--- start ---

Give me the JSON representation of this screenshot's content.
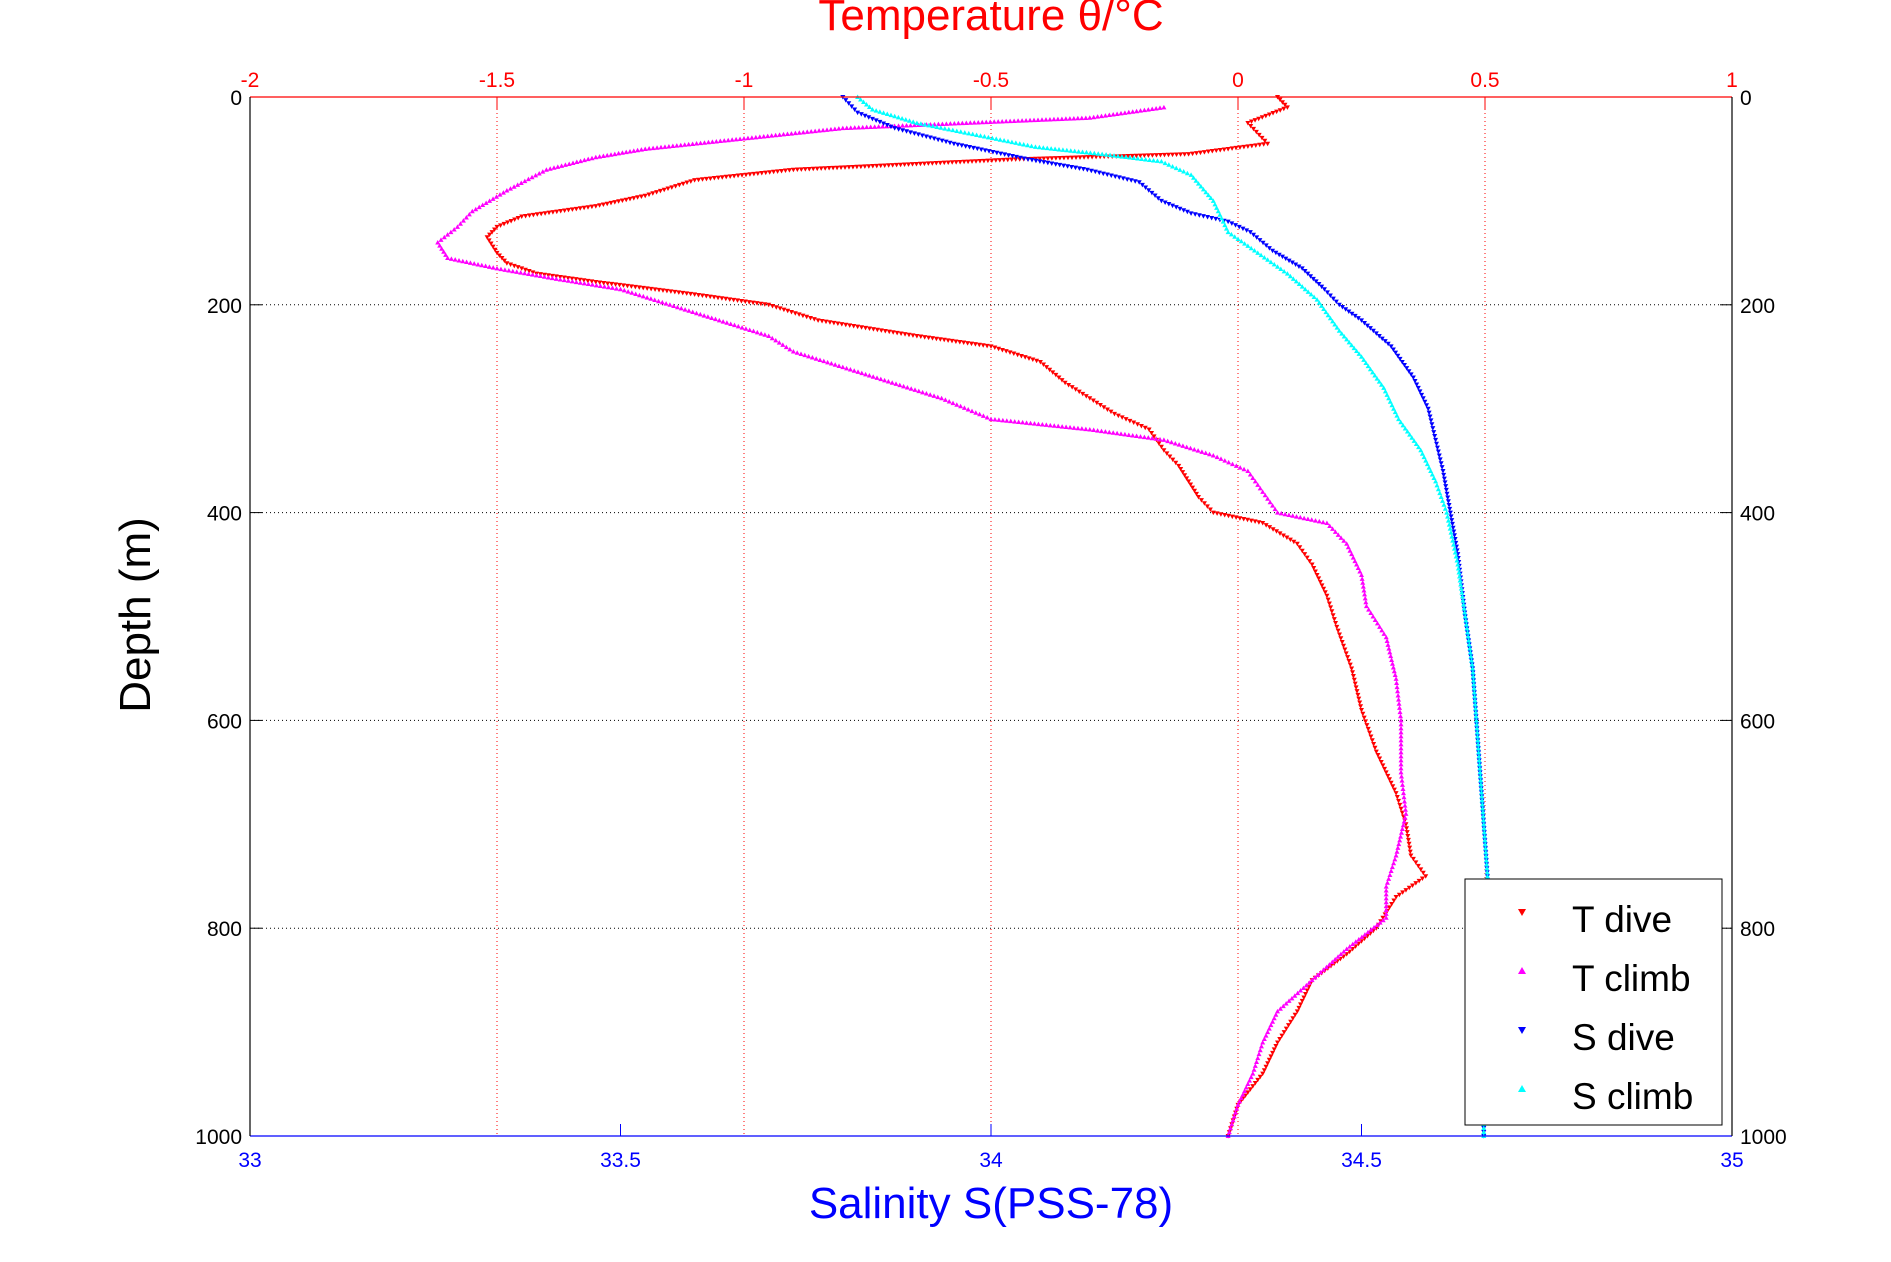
{
  "chart_data": {
    "type": "scatter",
    "title": "",
    "temperature_axis": {
      "label": "Temperature θ/°C",
      "range": [
        -2,
        1
      ],
      "ticks": [
        "-2",
        "-1.5",
        "-1",
        "-0.5",
        "0",
        "0.5",
        "1"
      ],
      "position": "top",
      "color": "#ff0000"
    },
    "salinity_axis": {
      "label": "Salinity S(PSS-78)",
      "range": [
        33,
        35
      ],
      "ticks": [
        "33",
        "33.5",
        "34",
        "34.5",
        "35"
      ],
      "position": "bottom",
      "color": "#0000ff"
    },
    "depth_axis": {
      "label": "Depth (m)",
      "range": [
        0,
        1000
      ],
      "reversed": true,
      "ticks": [
        "0",
        "200",
        "400",
        "600",
        "800",
        "1000"
      ]
    },
    "grid": true,
    "legend": {
      "position": "bottom-right"
    },
    "series": [
      {
        "name": "T dive",
        "variable": "temperature",
        "marker": "triangle-down",
        "color": "#ff0000",
        "points": [
          [
            0.08,
            0
          ],
          [
            0.1,
            10
          ],
          [
            0.02,
            25
          ],
          [
            0.06,
            45
          ],
          [
            -0.1,
            55
          ],
          [
            -0.45,
            60
          ],
          [
            -0.9,
            70
          ],
          [
            -1.1,
            80
          ],
          [
            -1.2,
            95
          ],
          [
            -1.3,
            105
          ],
          [
            -1.45,
            115
          ],
          [
            -1.5,
            125
          ],
          [
            -1.52,
            135
          ],
          [
            -1.5,
            150
          ],
          [
            -1.48,
            160
          ],
          [
            -1.42,
            170
          ],
          [
            -1.3,
            178
          ],
          [
            -1.1,
            190
          ],
          [
            -0.95,
            200
          ],
          [
            -0.85,
            215
          ],
          [
            -0.65,
            230
          ],
          [
            -0.5,
            240
          ],
          [
            -0.4,
            255
          ],
          [
            -0.35,
            275
          ],
          [
            -0.3,
            290
          ],
          [
            -0.25,
            305
          ],
          [
            -0.18,
            320
          ],
          [
            -0.15,
            340
          ],
          [
            -0.12,
            355
          ],
          [
            -0.1,
            370
          ],
          [
            -0.08,
            385
          ],
          [
            -0.05,
            400
          ],
          [
            0.05,
            410
          ],
          [
            0.12,
            430
          ],
          [
            0.15,
            450
          ],
          [
            0.18,
            480
          ],
          [
            0.2,
            510
          ],
          [
            0.23,
            550
          ],
          [
            0.25,
            590
          ],
          [
            0.28,
            630
          ],
          [
            0.32,
            670
          ],
          [
            0.34,
            700
          ],
          [
            0.35,
            730
          ],
          [
            0.38,
            750
          ],
          [
            0.32,
            770
          ],
          [
            0.28,
            800
          ],
          [
            0.22,
            825
          ],
          [
            0.15,
            850
          ],
          [
            0.12,
            880
          ],
          [
            0.08,
            910
          ],
          [
            0.05,
            940
          ],
          [
            0.0,
            970
          ],
          [
            -0.02,
            1000
          ]
        ]
      },
      {
        "name": "T climb",
        "variable": "temperature",
        "marker": "triangle-up",
        "color": "#ff00ff",
        "points": [
          [
            -0.15,
            10
          ],
          [
            -0.3,
            20
          ],
          [
            -0.8,
            30
          ],
          [
            -1.0,
            40
          ],
          [
            -1.2,
            50
          ],
          [
            -1.3,
            58
          ],
          [
            -1.4,
            70
          ],
          [
            -1.48,
            90
          ],
          [
            -1.55,
            110
          ],
          [
            -1.58,
            125
          ],
          [
            -1.62,
            140
          ],
          [
            -1.6,
            155
          ],
          [
            -1.5,
            165
          ],
          [
            -1.38,
            175
          ],
          [
            -1.25,
            185
          ],
          [
            -1.15,
            200
          ],
          [
            -1.05,
            215
          ],
          [
            -0.95,
            230
          ],
          [
            -0.9,
            245
          ],
          [
            -0.8,
            260
          ],
          [
            -0.7,
            275
          ],
          [
            -0.6,
            290
          ],
          [
            -0.5,
            310
          ],
          [
            -0.3,
            320
          ],
          [
            -0.15,
            330
          ],
          [
            -0.05,
            345
          ],
          [
            0.02,
            360
          ],
          [
            0.05,
            380
          ],
          [
            0.08,
            400
          ],
          [
            0.18,
            410
          ],
          [
            0.22,
            430
          ],
          [
            0.25,
            460
          ],
          [
            0.26,
            490
          ],
          [
            0.3,
            520
          ],
          [
            0.32,
            560
          ],
          [
            0.33,
            600
          ],
          [
            0.33,
            650
          ],
          [
            0.34,
            690
          ],
          [
            0.32,
            730
          ],
          [
            0.3,
            760
          ],
          [
            0.3,
            790
          ],
          [
            0.22,
            820
          ],
          [
            0.15,
            850
          ],
          [
            0.08,
            880
          ],
          [
            0.05,
            910
          ],
          [
            0.03,
            940
          ],
          [
            0.0,
            970
          ],
          [
            -0.02,
            1000
          ]
        ]
      },
      {
        "name": "S dive",
        "variable": "salinity",
        "marker": "triangle-down",
        "color": "#0000ff",
        "points": [
          [
            33.8,
            0
          ],
          [
            33.82,
            15
          ],
          [
            33.87,
            30
          ],
          [
            33.95,
            45
          ],
          [
            34.05,
            60
          ],
          [
            34.13,
            70
          ],
          [
            34.2,
            82
          ],
          [
            34.23,
            100
          ],
          [
            34.27,
            112
          ],
          [
            34.32,
            120
          ],
          [
            34.35,
            130
          ],
          [
            34.38,
            148
          ],
          [
            34.42,
            165
          ],
          [
            34.45,
            185
          ],
          [
            34.47,
            200
          ],
          [
            34.5,
            215
          ],
          [
            34.54,
            240
          ],
          [
            34.57,
            270
          ],
          [
            34.59,
            300
          ],
          [
            34.6,
            330
          ],
          [
            34.61,
            360
          ],
          [
            34.62,
            400
          ],
          [
            34.63,
            440
          ],
          [
            34.64,
            500
          ],
          [
            34.65,
            550
          ],
          [
            34.655,
            600
          ],
          [
            34.66,
            650
          ],
          [
            34.665,
            700
          ],
          [
            34.67,
            750
          ],
          [
            34.67,
            800
          ],
          [
            34.668,
            850
          ],
          [
            34.666,
            900
          ],
          [
            34.665,
            950
          ],
          [
            34.665,
            1000
          ]
        ]
      },
      {
        "name": "S climb",
        "variable": "salinity",
        "marker": "triangle-up",
        "color": "#00ffff",
        "points": [
          [
            33.82,
            0
          ],
          [
            33.84,
            12
          ],
          [
            33.9,
            25
          ],
          [
            33.97,
            35
          ],
          [
            34.06,
            48
          ],
          [
            34.15,
            55
          ],
          [
            34.23,
            62
          ],
          [
            34.27,
            75
          ],
          [
            34.3,
            100
          ],
          [
            34.32,
            130
          ],
          [
            34.36,
            150
          ],
          [
            34.4,
            170
          ],
          [
            34.44,
            195
          ],
          [
            34.47,
            225
          ],
          [
            34.5,
            250
          ],
          [
            34.53,
            280
          ],
          [
            34.55,
            310
          ],
          [
            34.58,
            340
          ],
          [
            34.6,
            370
          ],
          [
            34.615,
            400
          ],
          [
            34.63,
            450
          ],
          [
            34.64,
            500
          ],
          [
            34.65,
            550
          ],
          [
            34.655,
            600
          ],
          [
            34.66,
            650
          ],
          [
            34.665,
            700
          ],
          [
            34.67,
            750
          ],
          [
            34.67,
            800
          ],
          [
            34.668,
            850
          ],
          [
            34.666,
            900
          ],
          [
            34.665,
            950
          ],
          [
            34.665,
            1000
          ]
        ]
      }
    ]
  }
}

--- end ---

WHAT YOU ARE ASKED TO DO → Using the material above, gather every line that includes "color".

THE COMPLETED TASK →
      "color": "#ff0000"
      "color": "#0000ff"
        "color": "#ff0000",
        "color": "#ff00ff",
        "color": "#0000ff",
        "color": "#00ffff",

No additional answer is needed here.